Instructions for the task
Reproduce the listing below in its entirety. Change nothing.

Data supplied
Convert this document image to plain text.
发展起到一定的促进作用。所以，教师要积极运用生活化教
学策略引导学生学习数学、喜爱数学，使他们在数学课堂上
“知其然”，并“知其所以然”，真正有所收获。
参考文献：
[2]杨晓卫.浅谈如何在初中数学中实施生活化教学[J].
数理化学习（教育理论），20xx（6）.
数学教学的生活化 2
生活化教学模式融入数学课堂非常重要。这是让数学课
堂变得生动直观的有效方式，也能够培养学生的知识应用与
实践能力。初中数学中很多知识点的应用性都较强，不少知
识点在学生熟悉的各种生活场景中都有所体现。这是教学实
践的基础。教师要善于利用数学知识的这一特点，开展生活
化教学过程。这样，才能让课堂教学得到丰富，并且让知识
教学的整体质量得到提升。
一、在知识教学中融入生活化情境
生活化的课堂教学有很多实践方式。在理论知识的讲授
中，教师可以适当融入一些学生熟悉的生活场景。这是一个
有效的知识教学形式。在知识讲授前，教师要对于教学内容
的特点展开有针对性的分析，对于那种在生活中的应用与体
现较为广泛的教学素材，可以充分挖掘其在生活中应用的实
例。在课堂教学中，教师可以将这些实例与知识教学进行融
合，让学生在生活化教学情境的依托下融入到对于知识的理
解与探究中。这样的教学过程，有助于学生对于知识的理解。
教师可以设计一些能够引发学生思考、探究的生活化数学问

Final result
Convert this document image to plain text.
发展起到一定的促进作用。所以，教师要积极运用生活化教
学策略引导学生学习数学、喜爱数学，使他们在数学课堂上
“知其然”，并“知其所以然”，真正有所收获。
参考文献：
[2]杨晓卫.浅谈如何在初中数学中实施生活化教学[J].
数理化学习（教育理论），20xx（6）.
数学教学的生活化 2
生活化教学模式融入数学课堂非常重要。这是让数学课
堂变得生动直观的有效方式，也能够培养学生的知识应用与
实践能力。初中数学中很多知识点的应用性都较强，不少知
识点在学生熟悉的各种生活场景中都有所体现。这是教学实
践的基础。教师要善于利用数学知识的这一特点，开展生活
化教学过程。这样，才能让课堂教学得到丰富，并且让知识
教学的整体质量得到提升。
一、在知识教学中融入生活化情境
生活化的课堂教学有很多实践方式。在理论知识的讲授
中，教师可以适当融入一些学生熟悉的生活场景。这是一个
有效的知识教学形式。在知识讲授前，教师要对于教学内容
的特点展开有针对性的分析，对于那种在生活中的应用与体
现较为广泛的教学素材，可以充分挖掘其在生活中应用的实
例。在课堂教学中，教师可以将这些实例与知识教学进行融
合，让学生在生活化教学情境的依托下融入到对于知识的理
解与探究中。这样的教学过程，有助于学生对于知识的理解。
教师可以设计一些能够引发学生思考、探究的生活化数学问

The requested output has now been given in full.